===== DATA SUPPLIED
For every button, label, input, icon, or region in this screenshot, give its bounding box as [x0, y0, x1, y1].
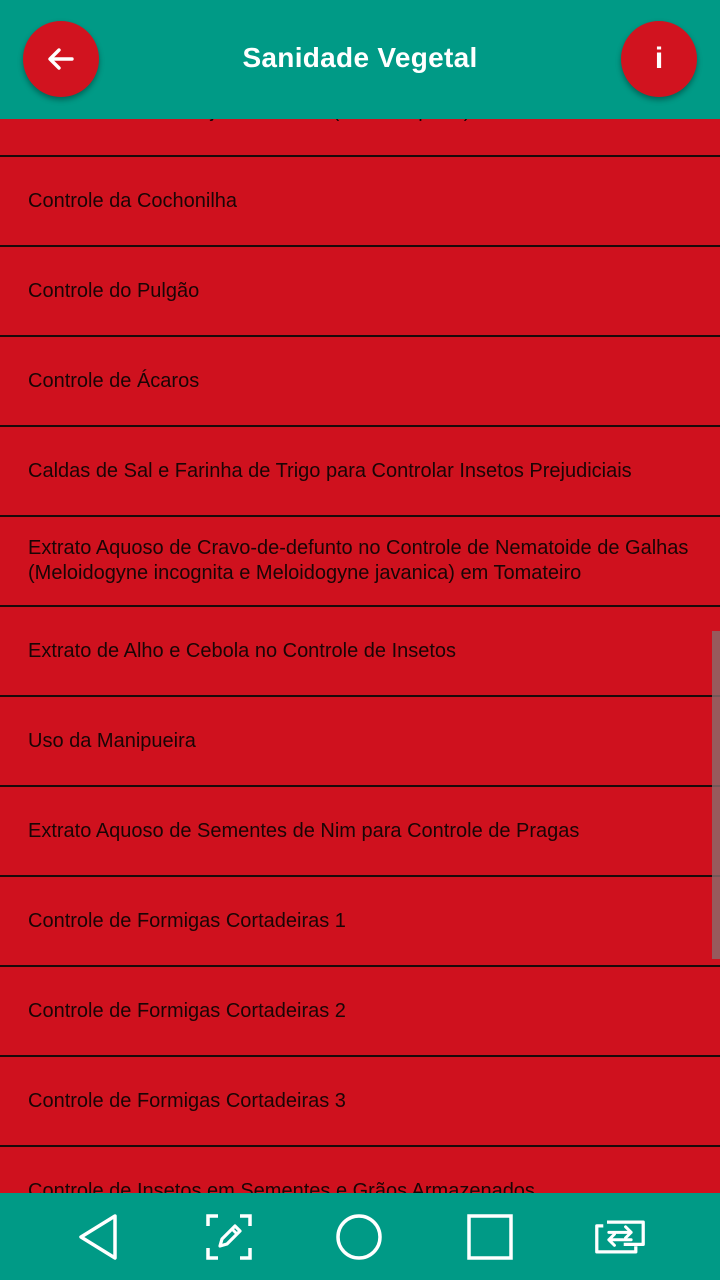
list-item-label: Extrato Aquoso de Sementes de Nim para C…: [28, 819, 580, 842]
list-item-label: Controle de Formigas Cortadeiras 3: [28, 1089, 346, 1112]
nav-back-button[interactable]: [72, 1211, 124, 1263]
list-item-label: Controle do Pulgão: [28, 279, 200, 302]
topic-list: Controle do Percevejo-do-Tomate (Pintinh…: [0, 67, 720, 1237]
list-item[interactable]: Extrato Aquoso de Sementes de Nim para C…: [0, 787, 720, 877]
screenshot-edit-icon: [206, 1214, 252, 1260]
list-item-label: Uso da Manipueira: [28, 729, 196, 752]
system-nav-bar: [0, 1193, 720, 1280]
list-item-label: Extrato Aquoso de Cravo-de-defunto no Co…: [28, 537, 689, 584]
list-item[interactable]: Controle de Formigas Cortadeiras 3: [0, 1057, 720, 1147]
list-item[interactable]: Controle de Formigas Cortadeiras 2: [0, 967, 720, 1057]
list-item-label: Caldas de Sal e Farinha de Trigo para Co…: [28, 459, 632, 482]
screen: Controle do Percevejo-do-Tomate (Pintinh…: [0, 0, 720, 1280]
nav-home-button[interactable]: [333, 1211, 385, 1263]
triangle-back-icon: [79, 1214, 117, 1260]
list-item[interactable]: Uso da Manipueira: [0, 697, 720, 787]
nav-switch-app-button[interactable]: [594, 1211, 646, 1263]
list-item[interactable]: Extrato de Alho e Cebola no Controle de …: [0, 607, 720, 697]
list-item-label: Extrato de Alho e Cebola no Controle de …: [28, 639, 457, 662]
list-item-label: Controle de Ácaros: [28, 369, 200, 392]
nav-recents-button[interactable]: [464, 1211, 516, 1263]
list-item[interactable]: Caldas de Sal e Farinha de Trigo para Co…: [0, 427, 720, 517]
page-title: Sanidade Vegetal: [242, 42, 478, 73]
==========
→ **EXERCISE DIRECTIONS**
Rewrite the records as a JSON list of strings, one string per line, leaving out blank lines. Begin at the line containing "list-item-label: Extrato Aquoso de Sementes" and stop after the line containing "list-item[interactable]: Caldas de".

→ **SOLVED PROBLEM**
[
  "list-item-label: Extrato Aquoso de Sementes de Nim para C…: [28, 819, 580, 842]",
  "list-item-label: Controle de Formigas Cortadeiras 3: [28, 1089, 346, 1112]",
  "nav-back-button[interactable]: [72, 1211, 124, 1263]",
  "list-item-label: Controle do Pulgão: [28, 279, 200, 302]",
  "topic-list: Controle do Percevejo-do-Tomate (Pintinh…: [0, 67, 720, 1237]",
  "list-item[interactable]: Extrato Aquoso de Sementes de Nim para C…: [0, 787, 720, 877]",
  "screenshot-edit-icon: [206, 1214, 252, 1260]",
  "list-item-label: Uso da Manipueira: [28, 729, 196, 752]",
  "system-nav-bar: [0, 1193, 720, 1280]",
  "list-item-label: Extrato Aquoso de Cravo-de-defunto no Co…: [28, 537, 689, 584]",
  "list-item[interactable]: Controle de Formigas Cortadeiras 3: [0, 1057, 720, 1147]",
  "list-item[interactable]: Controle de Formigas Cortadeiras 2: [0, 967, 720, 1057]",
  "list-item-label: Caldas de Sal e Farinha de Trigo para Co…: [28, 459, 632, 482]",
  "screen: Controle do Percevejo-do-Tomate (Pintinh…: [0, 0, 720, 1280]",
  "nav-home-button[interactable]: [333, 1211, 385, 1263]",
  "triangle-back-icon: [79, 1214, 117, 1260]",
  "list-item[interactable]: Uso da Manipueira: [0, 697, 720, 787]",
  "nav-switch-app-button[interactable]: [594, 1211, 646, 1263]",
  "list-item[interactable]: Extrato de Alho e Cebola no Controle de …: [0, 607, 720, 697]",
  "list-item-label: Extrato de Alho e Cebola no Controle de …: [28, 639, 457, 662]",
  "list-item-label: Controle de Ácaros: [28, 369, 200, 392]",
  "nav-recents-button[interactable]: [464, 1211, 516, 1263]",
  "list-item[interactable]: Caldas de Sal e Farinha de Trigo para Co…: [0, 427, 720, 517]"
]